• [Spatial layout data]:
((

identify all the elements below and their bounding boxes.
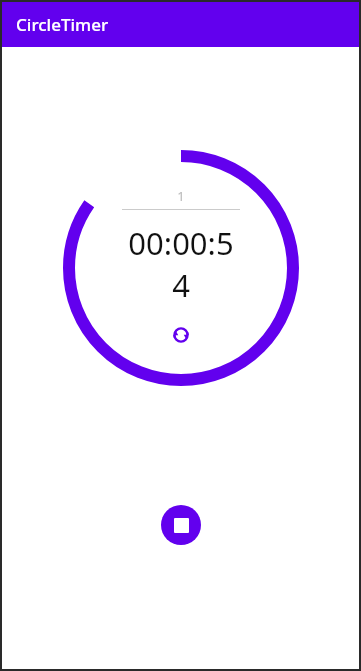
button[interactable]: 1 <box>122 187 240 210</box>
button[interactable]: Stop <box>161 505 201 545</box>
staticText: 00:00:54 <box>122 222 240 306</box>
staticText: CircleTimer <box>16 13 109 36</box>
staticText: 1 <box>177 187 185 205</box>
button[interactable]: Repeat <box>166 320 196 350</box>
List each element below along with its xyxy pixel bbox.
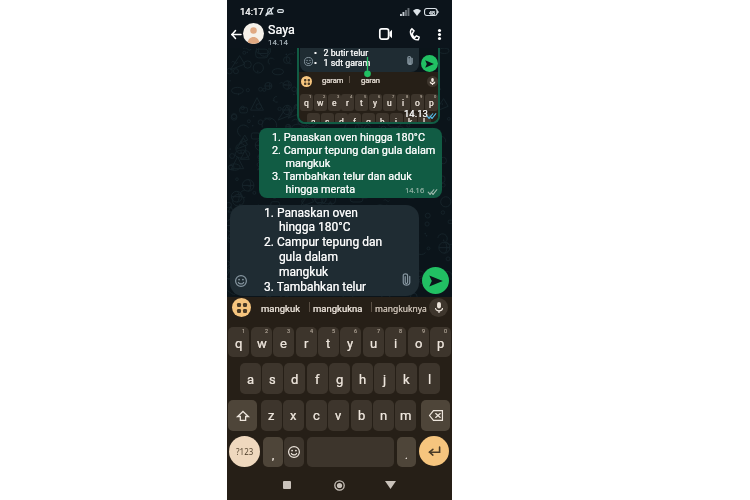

))

• [Stated problem]: Can you retype every line of the records above word for word, leaving out the pictures?

• [Solution to this problem]:
identify all the elements below and their bounding boxes.
button[interactable]: 1 <box>122 187 240 210</box>
button[interactable]: Stop <box>161 505 201 545</box>
staticText: 00:00:54 <box>122 222 240 306</box>
staticText: CircleTimer <box>16 13 109 36</box>
staticText: 1 <box>177 187 185 205</box>
button[interactable]: Repeat <box>166 320 196 350</box>
List each element below along with its xyxy pixel bbox.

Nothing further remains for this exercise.